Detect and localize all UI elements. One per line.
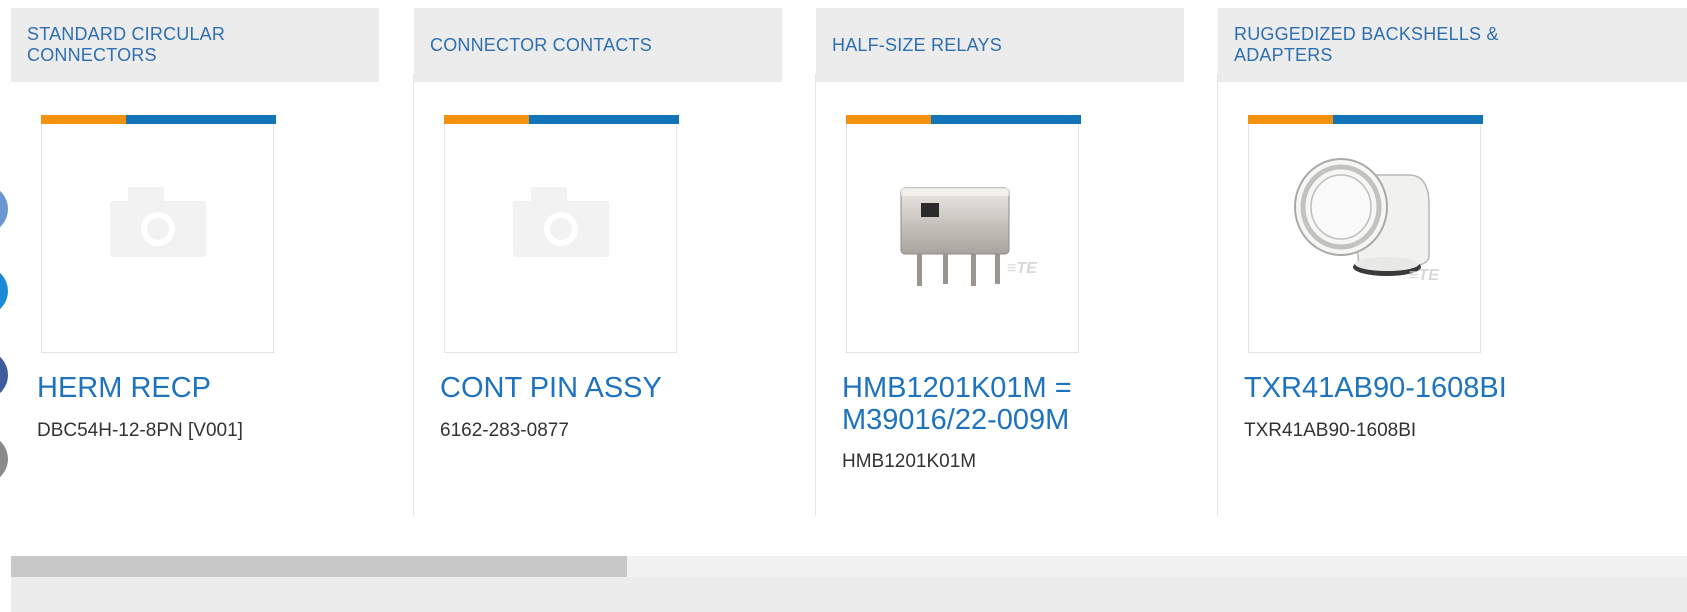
product-carousel-page: STANDARD CIRCULAR CONNECTORS HERM RECP D…	[0, 0, 1687, 612]
relay-product-image: ≡TE	[900, 187, 1038, 286]
product-carousel-track: STANDARD CIRCULAR CONNECTORS HERM RECP D…	[0, 0, 1687, 516]
card-category-header: RUGGEDIZED BACKSHELLS & ADAPTERS	[1218, 8, 1687, 82]
svg-text:≡TE: ≡TE	[1007, 260, 1038, 277]
horizontal-scrollbar[interactable]	[11, 556, 1687, 577]
product-title-link[interactable]: HMB1201K01M = M39016/22-009M	[842, 372, 1122, 436]
camera-placeholder-icon	[110, 187, 206, 257]
part-number: TXR41AB90-1608BI	[1244, 420, 1417, 441]
part-number: HMB1201K01M	[842, 451, 977, 472]
backshell-product-image: ≡TE	[1294, 158, 1440, 284]
card-category-header: CONNECTOR CONTACTS	[414, 8, 782, 82]
product-title-link[interactable]: CONT PIN ASSY	[440, 372, 662, 404]
product-image-frame[interactable]	[444, 115, 679, 353]
category-link[interactable]: HALF-SIZE RELAYS	[832, 35, 1002, 56]
scrollbar-thumb[interactable]	[11, 556, 627, 577]
category-link[interactable]: CONNECTOR CONTACTS	[430, 35, 652, 56]
product-card[interactable]: HALF-SIZE RELAYS ≡TE HMB1201K01M = M3901…	[816, 8, 1184, 516]
category-link[interactable]: STANDARD CIRCULAR CONNECTORS	[27, 24, 267, 66]
card-category-header: STANDARD CIRCULAR CONNECTORS	[11, 8, 379, 82]
product-image-frame[interactable]: ≡TE	[846, 115, 1081, 353]
product-image-frame[interactable]: ≡TE	[1248, 115, 1483, 353]
product-card[interactable]: RUGGEDIZED BACKSHELLS & ADAPTERS ≡TE TXR…	[1218, 8, 1687, 516]
product-card[interactable]: CONNECTOR CONTACTS CONT PIN ASSY 6162-28…	[414, 8, 782, 516]
camera-placeholder-icon	[513, 187, 609, 257]
product-image-frame[interactable]	[41, 115, 276, 353]
carousel-footer-band	[11, 577, 1687, 612]
product-title-link[interactable]: TXR41AB90-1608BI	[1244, 372, 1507, 404]
category-link[interactable]: RUGGEDIZED BACKSHELLS & ADAPTERS	[1234, 24, 1534, 66]
product-title-link[interactable]: HERM RECP	[37, 372, 211, 404]
card-category-header: HALF-SIZE RELAYS	[816, 8, 1184, 82]
part-number: DBC54H-12-8PN [V001]	[37, 420, 243, 441]
svg-text:≡TE: ≡TE	[1409, 267, 1440, 284]
part-number: 6162-283-0877	[440, 420, 569, 441]
product-card[interactable]: STANDARD CIRCULAR CONNECTORS HERM RECP D…	[11, 8, 379, 516]
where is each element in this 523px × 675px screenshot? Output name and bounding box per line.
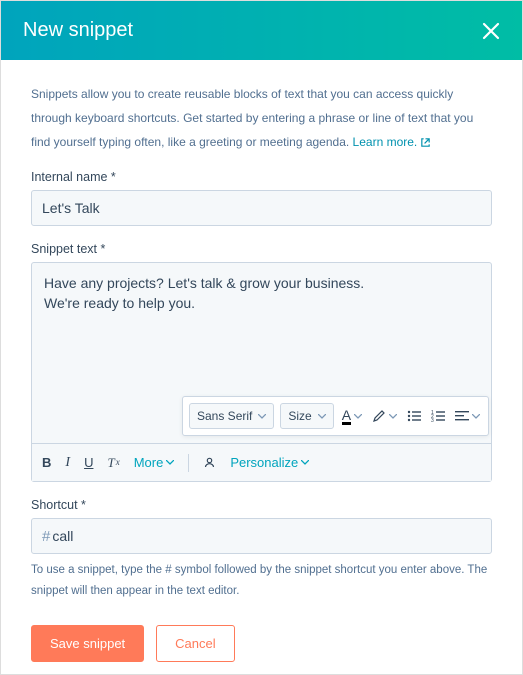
font-size-select[interactable]: Size [280,403,333,429]
personalize-button[interactable]: Personalize [230,455,309,470]
editor-toolbar: B I U Tx More Personalize [32,443,491,481]
modal-body: Snippets allow you to create reusable bl… [1,60,522,674]
snippet-modal: New snippet Snippets allow you to create… [1,1,522,674]
chevron-down-icon [301,460,309,465]
chevron-down-icon [258,414,266,419]
highlight-button[interactable] [370,406,399,426]
modal-title: New snippet [23,19,133,42]
external-link-icon [420,137,431,148]
numbered-list-icon: 123 [431,410,445,422]
font-color-button[interactable]: A [340,405,364,428]
font-color-letter: A [342,408,351,425]
close-button[interactable] [482,22,500,40]
numbered-list-button[interactable]: 123 [429,407,447,425]
snippet-editor: Have any projects? Let's talk & grow you… [31,262,492,482]
bold-button[interactable]: B [42,456,51,469]
align-left-icon [455,410,469,422]
personalize-token-icon[interactable] [203,456,216,469]
chevron-down-icon [166,460,174,465]
personalize-label: Personalize [230,455,298,470]
toolbar-divider [188,454,189,472]
shortcut-field: # [31,518,492,554]
contact-token-icon [203,456,216,469]
shortcut-hint: To use a snippet, type the # symbol foll… [31,560,492,601]
clear-format-button[interactable]: Tx [107,456,119,469]
learn-more-label: Learn more. [353,130,418,154]
align-button[interactable] [453,407,482,425]
font-size-value: Size [288,409,311,423]
close-icon [482,22,500,40]
learn-more-link[interactable]: Learn more. [353,130,432,154]
more-button[interactable]: More [134,455,175,470]
font-family-select[interactable]: Sans Serif [189,403,274,429]
internal-name-label: Internal name * [31,170,492,184]
bullet-list-icon [407,410,421,422]
italic-button[interactable]: I [65,456,70,470]
text-format-popover: Sans Serif Size A [182,396,489,436]
svg-text:3: 3 [431,418,434,422]
more-label: More [134,455,164,470]
underline-button[interactable]: U [84,456,93,469]
bullet-list-button[interactable] [405,407,423,425]
intro-text: Snippets allow you to create reusable bl… [31,82,492,154]
internal-name-input[interactable] [31,190,492,226]
chevron-down-icon [389,414,397,419]
snippet-text-label: Snippet text * [31,242,492,256]
font-family-value: Sans Serif [197,409,252,423]
save-button[interactable]: Save snippet [31,625,144,662]
shortcut-prefix: # [42,528,50,545]
modal-header: New snippet [1,1,522,60]
chevron-down-icon [354,414,362,419]
chevron-down-icon [318,414,326,419]
shortcut-label: Shortcut * [31,498,492,512]
shortcut-input[interactable] [52,519,481,553]
modal-footer: Save snippet Cancel [31,625,492,662]
pencil-icon [372,409,386,423]
cancel-button[interactable]: Cancel [156,625,234,662]
chevron-down-icon [472,414,480,419]
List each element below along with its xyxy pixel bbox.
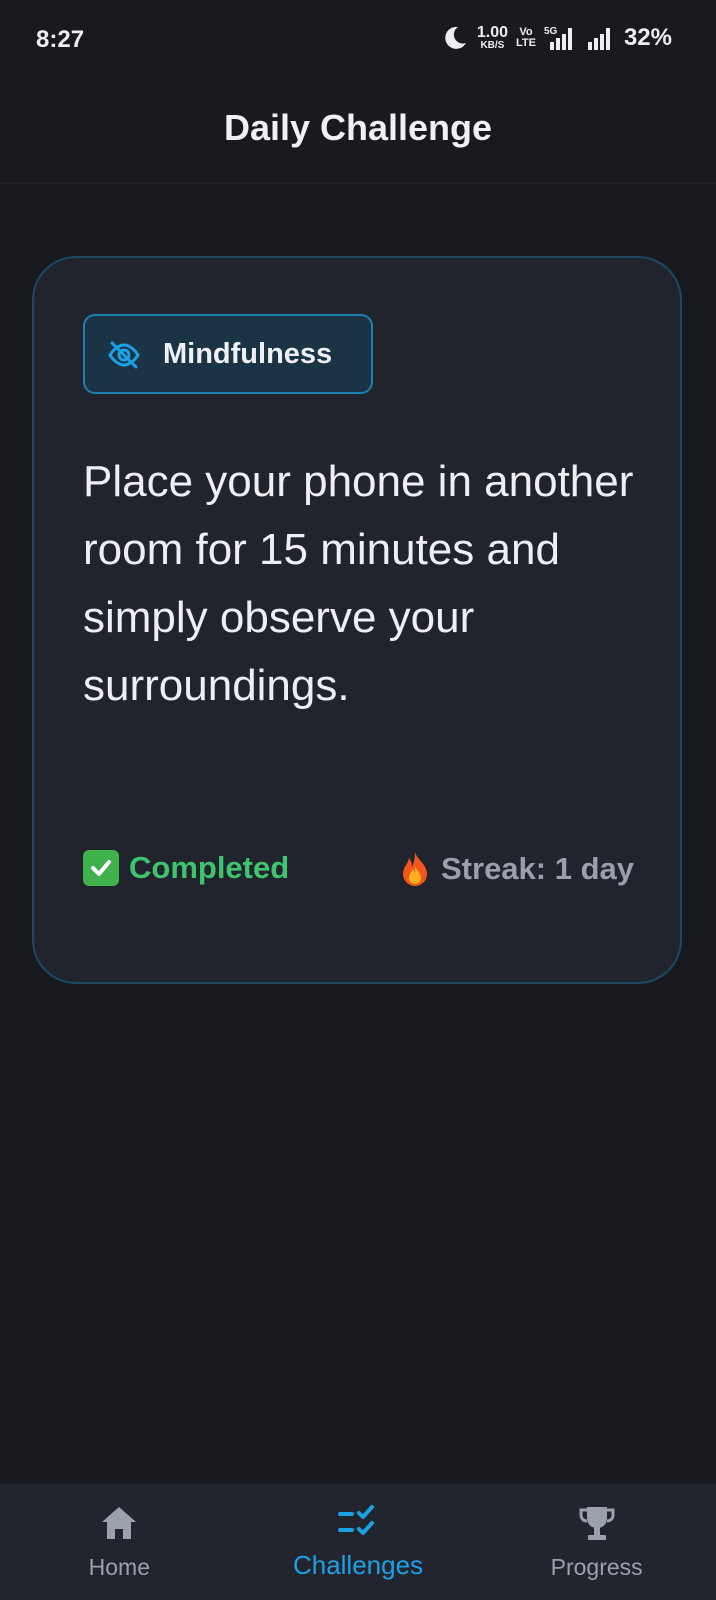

++++++

▶ _AIM_
Rewrite every one of the rows above with "chevron-down-icon" renamed to "dropdown-arrow-icon" and everything else left as it is. Do not include the pictures in your answer.

▶ _SOLUTION FOR THIS EXERCISE_
Detect and localize all UI elements. One per line.
product-carousel-page: STANDARD CIRCULAR CONNECTORS HERM RECP D…	[0, 0, 1687, 612]
relay-product-image: ≡TE	[900, 187, 1038, 286]
product-carousel-track: STANDARD CIRCULAR CONNECTORS HERM RECP D…	[0, 0, 1687, 516]
card-category-header: RUGGEDIZED BACKSHELLS & ADAPTERS	[1218, 8, 1687, 82]
svg-text:≡TE: ≡TE	[1007, 260, 1038, 277]
horizontal-scrollbar[interactable]	[11, 556, 1687, 577]
product-title-link[interactable]: HMB1201K01M = M39016/22-009M	[842, 372, 1122, 436]
camera-placeholder-icon	[110, 187, 206, 257]
part-number: TXR41AB90-1608BI	[1244, 420, 1417, 441]
part-number: HMB1201K01M	[842, 451, 977, 472]
backshell-product-image: ≡TE	[1294, 158, 1440, 284]
card-category-header: CONNECTOR CONTACTS	[414, 8, 782, 82]
product-title-link[interactable]: CONT PIN ASSY	[440, 372, 662, 404]
product-image-frame[interactable]	[444, 115, 679, 353]
category-link[interactable]: HALF-SIZE RELAYS	[832, 35, 1002, 56]
scrollbar-thumb[interactable]	[11, 556, 627, 577]
category-link[interactable]: CONNECTOR CONTACTS	[430, 35, 652, 56]
product-card[interactable]: HALF-SIZE RELAYS ≡TE HMB1201K01M = M3901…	[816, 8, 1184, 516]
category-link[interactable]: STANDARD CIRCULAR CONNECTORS	[27, 24, 267, 66]
card-category-header: STANDARD CIRCULAR CONNECTORS	[11, 8, 379, 82]
product-image-frame[interactable]: ≡TE	[846, 115, 1081, 353]
product-image-frame[interactable]: ≡TE	[1248, 115, 1483, 353]
product-card[interactable]: RUGGEDIZED BACKSHELLS & ADAPTERS ≡TE TXR…	[1218, 8, 1687, 516]
product-card[interactable]: CONNECTOR CONTACTS CONT PIN ASSY 6162-28…	[414, 8, 782, 516]
camera-placeholder-icon	[513, 187, 609, 257]
product-image-frame[interactable]	[41, 115, 276, 353]
carousel-footer-band	[11, 577, 1687, 612]
product-title-link[interactable]: TXR41AB90-1608BI	[1244, 372, 1507, 404]
category-link[interactable]: RUGGEDIZED BACKSHELLS & ADAPTERS	[1234, 24, 1534, 66]
product-title-link[interactable]: HERM RECP	[37, 372, 211, 404]
card-category-header: HALF-SIZE RELAYS	[816, 8, 1184, 82]
part-number: DBC54H-12-8PN [V001]	[37, 420, 243, 441]
svg-text:≡TE: ≡TE	[1409, 267, 1440, 284]
part-number: 6162-283-0877	[440, 420, 569, 441]
product-card[interactable]: STANDARD CIRCULAR CONNECTORS HERM RECP D…	[11, 8, 379, 516]
where is each element in this 523px × 675px screenshot? Output name and bounding box per line.
font-size-select[interactable]: Size [280,403,333,429]
personalize-button[interactable]: Personalize [230,455,309,470]
editor-toolbar: B I U Tx More Personalize [32,443,491,481]
modal-body: Snippets allow you to create reusable bl… [1,60,522,674]
snippet-modal: New snippet Snippets allow you to create… [1,1,522,674]
dropdown-arrow-icon [301,460,309,465]
dropdown-arrow-icon [258,414,266,419]
highlight-button[interactable] [370,406,399,426]
modal-title: New snippet [23,19,133,42]
external-link-icon [420,137,431,148]
numbered-list-icon: 123 [431,410,445,422]
font-color-button[interactable]: A [340,405,364,428]
font-color-letter: A [342,408,351,425]
close-button[interactable] [482,22,500,40]
numbered-list-button[interactable]: 123 [429,407,447,425]
snippet-editor: Have any projects? Let's talk & grow you… [31,262,492,482]
bold-button[interactable]: B [42,456,51,469]
align-left-icon [455,410,469,422]
personalize-token-icon[interactable] [203,456,216,469]
dropdown-arrow-icon [166,460,174,465]
personalize-label: Personalize [230,455,298,470]
toolbar-divider [188,454,189,472]
shortcut-field: # [31,518,492,554]
contact-token-icon [203,456,216,469]
shortcut-hint: To use a snippet, type the # symbol foll… [31,560,492,601]
clear-format-button[interactable]: Tx [107,456,119,469]
learn-more-label: Learn more. [353,130,418,154]
align-button[interactable] [453,407,482,425]
font-size-value: Size [288,409,311,423]
close-icon [482,22,500,40]
learn-more-link[interactable]: Learn more. [353,130,432,154]
more-button[interactable]: More [134,455,175,470]
font-family-select[interactable]: Sans Serif [189,403,274,429]
internal-name-label: Internal name * [31,170,492,184]
bullet-list-icon [407,410,421,422]
italic-button[interactable]: I [65,456,70,470]
text-format-popover: Sans Serif Size A [182,396,489,436]
svg-text:3: 3 [431,418,434,422]
more-label: More [134,455,164,470]
underline-button[interactable]: U [84,456,93,469]
bullet-list-button[interactable] [405,407,423,425]
intro-text: Snippets allow you to create reusable bl… [31,82,492,154]
internal-name-input[interactable] [31,190,492,226]
dropdown-arrow-icon [389,414,397,419]
snippet-text-label: Snippet text * [31,242,492,256]
font-family-value: Sans Serif [197,409,252,423]
save-button[interactable]: Save snippet [31,625,144,662]
shortcut-prefix: # [42,528,50,545]
modal-header: New snippet [1,1,522,60]
dropdown-arrow-icon [354,414,362,419]
dropdown-arrow-icon [318,414,326,419]
shortcut-label: Shortcut * [31,498,492,512]
shortcut-input[interactable] [52,519,481,553]
modal-footer: Save snippet Cancel [31,625,492,662]
pencil-icon [372,409,386,423]
cancel-button[interactable]: Cancel [156,625,234,662]
dropdown-arrow-icon [472,414,480,419]
List each element below along with its xyxy pixel bbox.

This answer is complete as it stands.